■ TASK REQUIREMENTS
Here are some records. Copy each one exactly.
**** PROVIDED RECORDS
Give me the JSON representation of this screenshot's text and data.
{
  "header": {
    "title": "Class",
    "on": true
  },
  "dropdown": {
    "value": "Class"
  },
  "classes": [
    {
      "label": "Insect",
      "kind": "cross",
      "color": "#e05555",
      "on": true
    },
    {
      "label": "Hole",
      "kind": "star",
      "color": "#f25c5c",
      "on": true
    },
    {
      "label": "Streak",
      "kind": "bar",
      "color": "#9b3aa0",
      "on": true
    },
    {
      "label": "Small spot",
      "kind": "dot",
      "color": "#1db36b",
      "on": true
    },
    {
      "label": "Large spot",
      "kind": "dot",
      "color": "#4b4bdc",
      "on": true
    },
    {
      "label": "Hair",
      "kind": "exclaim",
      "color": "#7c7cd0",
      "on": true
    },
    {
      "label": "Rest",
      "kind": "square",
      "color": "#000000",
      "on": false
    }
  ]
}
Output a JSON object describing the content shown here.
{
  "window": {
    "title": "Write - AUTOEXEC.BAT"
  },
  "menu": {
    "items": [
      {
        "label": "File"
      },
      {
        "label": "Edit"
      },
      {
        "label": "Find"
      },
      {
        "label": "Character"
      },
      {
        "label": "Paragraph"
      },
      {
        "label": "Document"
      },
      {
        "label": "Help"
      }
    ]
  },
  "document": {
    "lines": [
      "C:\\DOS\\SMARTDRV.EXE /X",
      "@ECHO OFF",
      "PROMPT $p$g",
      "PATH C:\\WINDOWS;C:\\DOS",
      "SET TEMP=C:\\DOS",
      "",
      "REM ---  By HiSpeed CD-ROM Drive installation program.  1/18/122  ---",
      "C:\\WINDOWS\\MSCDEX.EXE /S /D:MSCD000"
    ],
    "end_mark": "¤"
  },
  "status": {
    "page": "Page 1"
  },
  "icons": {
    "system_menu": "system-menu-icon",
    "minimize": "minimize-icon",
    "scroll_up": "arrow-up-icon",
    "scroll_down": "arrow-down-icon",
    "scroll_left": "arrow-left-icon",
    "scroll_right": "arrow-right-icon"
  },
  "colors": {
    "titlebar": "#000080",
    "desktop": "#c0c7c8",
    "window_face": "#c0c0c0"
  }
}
********
■ RESULT FOR THIS EXERCISE
Give me the JSON representation of this screenshot's text and data.
{
  "header": {
    "title": "Class",
    "on": true
  },
  "dropdown": {
    "value": "Class"
  },
  "classes": [
    {
      "label": "Insect",
      "kind": "cross",
      "color": "#e05555",
      "on": true
    },
    {
      "label": "Hole",
      "kind": "star",
      "color": "#f25c5c",
      "on": true
    },
    {
      "label": "Streak",
      "kind": "bar",
      "color": "#9b3aa0",
      "on": true
    },
    {
      "label": "Small spot",
      "kind": "dot",
      "color": "#1db36b",
      "on": true
    },
    {
      "label": "Large spot",
      "kind": "dot",
      "color": "#4b4bdc",
      "on": true
    },
    {
      "label": "Hair",
      "kind": "exclaim",
      "color": "#7c7cd0",
      "on": true
    },
    {
      "label": "Rest",
      "kind": "square",
      "color": "#000000",
      "on": false
    }
  ]
}
Output a JSON object describing the content shown here.
{
  "window": {
    "title": "Write - AUTOEXEC.BAT"
  },
  "menu": {
    "items": [
      {
        "label": "File"
      },
      {
        "label": "Edit"
      },
      {
        "label": "Find"
      },
      {
        "label": "Character"
      },
      {
        "label": "Paragraph"
      },
      {
        "label": "Document"
      },
      {
        "label": "Help"
      }
    ]
  },
  "document": {
    "lines": [
      "C:\\DOS\\SMARTDRV.EXE /X",
      "@ECHO OFF",
      "PROMPT $p$g",
      "PATH C:\\WINDOWS;C:\\DOS",
      "SET TEMP=C:\\DOS",
      "",
      "REM ---  By HiSpeed CD-ROM Drive installation program.  1/18/122  ---",
      "C:\\WINDOWS\\MSCDEX.EXE /S /D:MSCD000"
    ],
    "end_mark": "¤"
  },
  "status": {
    "page": "Page 1"
  },
  "icons": {
    "system_menu": "system-menu-icon",
    "minimize": "minimize-icon",
    "scroll_up": "arrow-up-icon",
    "scroll_down": "arrow-down-icon",
    "scroll_left": "arrow-left-icon",
    "scroll_right": "arrow-right-icon"
  },
  "colors": {
    "titlebar": "#000080",
    "desktop": "#c0c7c8",
    "window_face": "#c0c0c0"
  }
}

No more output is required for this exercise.